*TASK INSTRUCTIONS*:
Give only the number of lines in the data that include the string "type".

Dataset entries
^^^^^^^^^^^^^^^^

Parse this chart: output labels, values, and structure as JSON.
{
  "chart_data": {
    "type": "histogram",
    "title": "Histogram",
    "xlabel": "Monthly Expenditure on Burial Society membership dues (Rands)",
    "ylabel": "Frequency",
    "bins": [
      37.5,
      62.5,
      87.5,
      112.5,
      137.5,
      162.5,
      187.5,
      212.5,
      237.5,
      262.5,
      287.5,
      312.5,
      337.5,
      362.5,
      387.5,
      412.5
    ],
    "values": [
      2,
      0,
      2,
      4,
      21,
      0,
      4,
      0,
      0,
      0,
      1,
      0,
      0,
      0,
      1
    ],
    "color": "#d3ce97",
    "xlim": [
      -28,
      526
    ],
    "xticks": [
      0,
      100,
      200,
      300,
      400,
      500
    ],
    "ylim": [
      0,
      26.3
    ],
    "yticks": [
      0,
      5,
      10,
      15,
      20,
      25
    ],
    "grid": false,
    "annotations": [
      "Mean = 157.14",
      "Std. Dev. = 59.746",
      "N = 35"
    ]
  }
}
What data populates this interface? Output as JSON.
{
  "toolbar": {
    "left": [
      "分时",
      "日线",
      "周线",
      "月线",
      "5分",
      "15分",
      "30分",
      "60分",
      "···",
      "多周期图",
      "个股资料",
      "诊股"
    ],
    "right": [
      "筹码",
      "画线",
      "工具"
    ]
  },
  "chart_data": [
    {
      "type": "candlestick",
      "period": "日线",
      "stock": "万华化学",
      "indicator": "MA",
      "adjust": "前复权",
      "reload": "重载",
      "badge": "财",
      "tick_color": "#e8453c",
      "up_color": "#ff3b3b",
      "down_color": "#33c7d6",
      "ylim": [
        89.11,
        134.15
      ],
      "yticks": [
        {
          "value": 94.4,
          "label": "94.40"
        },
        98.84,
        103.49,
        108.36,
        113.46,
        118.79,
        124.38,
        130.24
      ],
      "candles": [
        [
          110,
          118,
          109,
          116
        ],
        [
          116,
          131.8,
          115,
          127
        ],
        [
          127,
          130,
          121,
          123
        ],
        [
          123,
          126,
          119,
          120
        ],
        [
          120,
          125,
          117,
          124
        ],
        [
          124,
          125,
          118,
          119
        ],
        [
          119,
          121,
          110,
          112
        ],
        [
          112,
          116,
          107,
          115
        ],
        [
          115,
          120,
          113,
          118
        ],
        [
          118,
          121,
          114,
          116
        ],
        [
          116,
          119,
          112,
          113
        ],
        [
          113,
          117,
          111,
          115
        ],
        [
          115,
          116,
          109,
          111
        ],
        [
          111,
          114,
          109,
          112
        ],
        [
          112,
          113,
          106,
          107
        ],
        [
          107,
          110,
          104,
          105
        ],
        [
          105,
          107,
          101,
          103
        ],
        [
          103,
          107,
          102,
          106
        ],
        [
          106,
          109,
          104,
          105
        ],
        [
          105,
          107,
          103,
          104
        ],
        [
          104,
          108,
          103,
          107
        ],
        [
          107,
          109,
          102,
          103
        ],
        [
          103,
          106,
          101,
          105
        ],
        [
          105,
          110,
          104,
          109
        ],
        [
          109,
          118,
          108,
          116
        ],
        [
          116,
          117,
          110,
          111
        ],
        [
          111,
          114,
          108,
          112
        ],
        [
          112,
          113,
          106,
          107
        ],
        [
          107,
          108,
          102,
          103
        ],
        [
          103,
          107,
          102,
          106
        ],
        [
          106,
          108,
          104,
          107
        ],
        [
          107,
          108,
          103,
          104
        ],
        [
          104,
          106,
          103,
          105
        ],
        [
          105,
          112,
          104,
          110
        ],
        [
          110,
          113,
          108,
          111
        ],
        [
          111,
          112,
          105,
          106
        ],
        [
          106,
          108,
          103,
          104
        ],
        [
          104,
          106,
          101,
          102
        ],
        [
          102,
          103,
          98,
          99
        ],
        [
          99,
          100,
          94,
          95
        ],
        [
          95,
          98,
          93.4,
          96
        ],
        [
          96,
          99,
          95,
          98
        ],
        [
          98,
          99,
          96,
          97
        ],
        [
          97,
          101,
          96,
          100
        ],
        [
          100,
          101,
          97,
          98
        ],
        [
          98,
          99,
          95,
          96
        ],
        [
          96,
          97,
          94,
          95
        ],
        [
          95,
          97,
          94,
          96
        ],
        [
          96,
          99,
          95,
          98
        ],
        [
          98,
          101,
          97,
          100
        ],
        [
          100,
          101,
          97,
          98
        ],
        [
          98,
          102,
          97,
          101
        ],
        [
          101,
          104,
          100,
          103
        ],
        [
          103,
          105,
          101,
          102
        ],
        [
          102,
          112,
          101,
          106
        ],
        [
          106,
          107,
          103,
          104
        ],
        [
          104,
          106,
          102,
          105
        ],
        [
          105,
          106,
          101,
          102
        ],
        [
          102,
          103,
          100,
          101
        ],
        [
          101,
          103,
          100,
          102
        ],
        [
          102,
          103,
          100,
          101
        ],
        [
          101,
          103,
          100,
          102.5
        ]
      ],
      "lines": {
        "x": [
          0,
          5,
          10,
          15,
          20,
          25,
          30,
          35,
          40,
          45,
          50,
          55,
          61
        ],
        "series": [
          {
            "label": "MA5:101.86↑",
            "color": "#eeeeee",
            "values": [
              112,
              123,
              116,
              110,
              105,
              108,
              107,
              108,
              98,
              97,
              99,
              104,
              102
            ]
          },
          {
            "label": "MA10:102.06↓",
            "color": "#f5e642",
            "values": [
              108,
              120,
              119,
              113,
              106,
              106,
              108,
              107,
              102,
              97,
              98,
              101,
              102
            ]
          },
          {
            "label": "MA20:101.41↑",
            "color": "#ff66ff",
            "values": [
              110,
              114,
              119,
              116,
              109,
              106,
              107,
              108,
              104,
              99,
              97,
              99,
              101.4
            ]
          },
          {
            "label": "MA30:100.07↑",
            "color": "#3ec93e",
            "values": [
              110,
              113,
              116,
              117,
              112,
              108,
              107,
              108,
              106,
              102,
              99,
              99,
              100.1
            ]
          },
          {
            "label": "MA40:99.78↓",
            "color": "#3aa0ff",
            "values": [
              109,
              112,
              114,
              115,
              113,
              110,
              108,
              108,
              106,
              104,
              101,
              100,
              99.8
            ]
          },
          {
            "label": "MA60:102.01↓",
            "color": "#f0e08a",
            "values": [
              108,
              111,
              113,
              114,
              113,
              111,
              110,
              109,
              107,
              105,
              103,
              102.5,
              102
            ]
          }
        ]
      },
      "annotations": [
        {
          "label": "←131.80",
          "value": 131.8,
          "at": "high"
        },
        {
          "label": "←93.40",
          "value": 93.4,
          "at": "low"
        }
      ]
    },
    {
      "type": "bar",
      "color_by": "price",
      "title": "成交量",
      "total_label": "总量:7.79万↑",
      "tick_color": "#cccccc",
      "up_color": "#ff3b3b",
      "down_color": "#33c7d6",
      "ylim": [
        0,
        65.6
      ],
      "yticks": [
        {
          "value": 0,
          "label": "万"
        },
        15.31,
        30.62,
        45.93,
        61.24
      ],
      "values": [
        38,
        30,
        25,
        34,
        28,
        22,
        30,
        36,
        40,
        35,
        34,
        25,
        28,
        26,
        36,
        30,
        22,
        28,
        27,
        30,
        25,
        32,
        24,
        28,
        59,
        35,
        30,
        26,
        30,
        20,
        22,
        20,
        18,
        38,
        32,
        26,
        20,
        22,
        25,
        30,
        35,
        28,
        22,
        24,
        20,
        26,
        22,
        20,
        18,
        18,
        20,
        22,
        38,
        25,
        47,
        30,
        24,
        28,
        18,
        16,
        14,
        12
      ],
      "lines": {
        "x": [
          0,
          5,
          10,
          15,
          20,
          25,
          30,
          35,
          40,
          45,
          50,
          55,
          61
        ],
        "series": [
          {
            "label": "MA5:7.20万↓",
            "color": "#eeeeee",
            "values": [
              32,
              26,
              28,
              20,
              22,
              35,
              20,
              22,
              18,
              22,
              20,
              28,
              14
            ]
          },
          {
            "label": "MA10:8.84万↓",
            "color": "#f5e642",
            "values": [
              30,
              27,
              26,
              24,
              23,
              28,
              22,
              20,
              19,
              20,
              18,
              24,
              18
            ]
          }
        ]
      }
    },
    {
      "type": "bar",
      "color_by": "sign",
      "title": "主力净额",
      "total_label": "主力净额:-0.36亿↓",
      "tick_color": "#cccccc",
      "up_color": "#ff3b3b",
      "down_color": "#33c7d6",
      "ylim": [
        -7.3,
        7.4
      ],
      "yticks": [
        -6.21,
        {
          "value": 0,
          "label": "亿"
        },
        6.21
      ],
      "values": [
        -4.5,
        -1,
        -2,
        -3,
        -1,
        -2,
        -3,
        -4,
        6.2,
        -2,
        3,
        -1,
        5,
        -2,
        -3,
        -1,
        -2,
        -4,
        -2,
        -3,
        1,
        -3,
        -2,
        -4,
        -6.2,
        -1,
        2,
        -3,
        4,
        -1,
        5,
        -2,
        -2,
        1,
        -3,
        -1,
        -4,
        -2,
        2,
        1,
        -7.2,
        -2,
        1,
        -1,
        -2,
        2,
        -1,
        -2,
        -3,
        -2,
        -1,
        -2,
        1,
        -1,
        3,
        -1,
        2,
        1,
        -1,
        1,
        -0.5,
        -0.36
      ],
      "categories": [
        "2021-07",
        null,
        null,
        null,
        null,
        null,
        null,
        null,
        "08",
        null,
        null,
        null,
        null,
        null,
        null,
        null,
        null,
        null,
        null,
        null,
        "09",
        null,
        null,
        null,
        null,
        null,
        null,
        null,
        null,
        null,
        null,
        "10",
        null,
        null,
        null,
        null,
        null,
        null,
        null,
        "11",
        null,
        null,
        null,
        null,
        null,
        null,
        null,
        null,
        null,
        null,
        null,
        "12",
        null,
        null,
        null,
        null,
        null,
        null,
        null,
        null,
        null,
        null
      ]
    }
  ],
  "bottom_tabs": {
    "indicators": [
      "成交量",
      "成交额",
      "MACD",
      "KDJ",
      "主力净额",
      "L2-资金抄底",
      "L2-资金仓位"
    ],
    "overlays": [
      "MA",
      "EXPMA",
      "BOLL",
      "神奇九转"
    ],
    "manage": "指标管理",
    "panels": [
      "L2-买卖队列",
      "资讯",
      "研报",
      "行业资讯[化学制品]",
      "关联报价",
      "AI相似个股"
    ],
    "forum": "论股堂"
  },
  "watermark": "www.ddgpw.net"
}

^^^^^^^^^^^^^^^^

*FINISHED TASK*:
4